**WHAT THIS TASK INVOLVES**
Pull out every line below containing the word "Note".

□ □ □ □ □ □ □

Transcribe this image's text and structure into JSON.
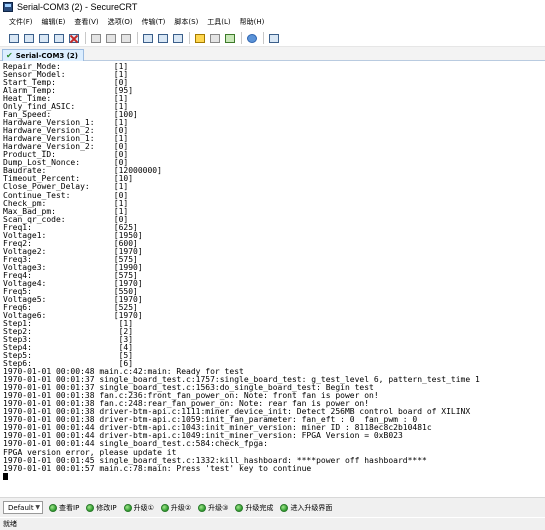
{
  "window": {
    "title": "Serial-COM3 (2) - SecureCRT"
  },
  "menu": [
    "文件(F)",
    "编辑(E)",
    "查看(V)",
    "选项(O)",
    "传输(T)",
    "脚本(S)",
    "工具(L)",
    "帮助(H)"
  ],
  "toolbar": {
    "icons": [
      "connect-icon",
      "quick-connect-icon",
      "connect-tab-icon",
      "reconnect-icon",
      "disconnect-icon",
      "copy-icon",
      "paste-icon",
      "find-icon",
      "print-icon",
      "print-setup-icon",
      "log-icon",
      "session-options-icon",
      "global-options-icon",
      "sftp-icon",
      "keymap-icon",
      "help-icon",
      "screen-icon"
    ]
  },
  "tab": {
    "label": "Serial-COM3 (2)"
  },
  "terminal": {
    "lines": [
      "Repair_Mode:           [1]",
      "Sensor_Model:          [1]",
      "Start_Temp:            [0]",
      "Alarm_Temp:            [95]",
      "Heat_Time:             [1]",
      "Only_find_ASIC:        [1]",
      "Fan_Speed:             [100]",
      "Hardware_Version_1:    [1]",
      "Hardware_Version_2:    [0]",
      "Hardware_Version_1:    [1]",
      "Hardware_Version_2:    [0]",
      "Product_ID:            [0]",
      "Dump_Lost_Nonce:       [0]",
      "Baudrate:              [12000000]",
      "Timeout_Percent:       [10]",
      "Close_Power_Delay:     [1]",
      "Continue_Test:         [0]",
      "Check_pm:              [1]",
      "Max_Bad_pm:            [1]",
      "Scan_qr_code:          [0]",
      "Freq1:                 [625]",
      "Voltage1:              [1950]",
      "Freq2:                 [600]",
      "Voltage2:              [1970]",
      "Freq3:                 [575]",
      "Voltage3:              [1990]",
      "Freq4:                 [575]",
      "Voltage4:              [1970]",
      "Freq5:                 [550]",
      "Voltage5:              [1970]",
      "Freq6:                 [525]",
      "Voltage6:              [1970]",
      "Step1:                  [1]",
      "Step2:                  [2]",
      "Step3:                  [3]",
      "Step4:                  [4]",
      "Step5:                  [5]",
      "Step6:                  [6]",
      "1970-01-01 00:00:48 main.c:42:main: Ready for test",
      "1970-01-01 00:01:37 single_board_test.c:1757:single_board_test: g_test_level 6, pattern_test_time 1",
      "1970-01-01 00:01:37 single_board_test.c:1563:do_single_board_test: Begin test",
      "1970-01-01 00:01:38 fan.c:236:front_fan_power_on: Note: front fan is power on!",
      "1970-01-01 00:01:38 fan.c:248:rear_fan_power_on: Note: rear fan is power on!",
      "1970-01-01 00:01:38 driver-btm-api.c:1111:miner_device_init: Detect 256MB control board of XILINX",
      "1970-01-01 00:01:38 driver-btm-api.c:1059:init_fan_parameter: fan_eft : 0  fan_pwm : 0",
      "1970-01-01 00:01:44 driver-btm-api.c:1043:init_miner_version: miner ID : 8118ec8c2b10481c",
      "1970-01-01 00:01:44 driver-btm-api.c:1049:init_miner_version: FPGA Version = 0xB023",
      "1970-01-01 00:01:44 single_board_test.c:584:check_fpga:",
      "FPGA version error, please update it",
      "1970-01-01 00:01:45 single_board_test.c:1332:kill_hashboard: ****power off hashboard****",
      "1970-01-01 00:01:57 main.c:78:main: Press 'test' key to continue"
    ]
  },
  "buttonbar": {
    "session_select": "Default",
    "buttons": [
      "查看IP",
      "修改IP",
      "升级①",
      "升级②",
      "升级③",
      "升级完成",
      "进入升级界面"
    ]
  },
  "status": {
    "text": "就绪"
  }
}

□ □ □ □ □ □ □

**OUTPUT**
      "1970-01-01 00:01:38 fan.c:236:front_fan_power_on: Note: front fan is power on!",
      "1970-01-01 00:01:38 fan.c:248:rear_fan_power_on: Note: rear fan is power on!",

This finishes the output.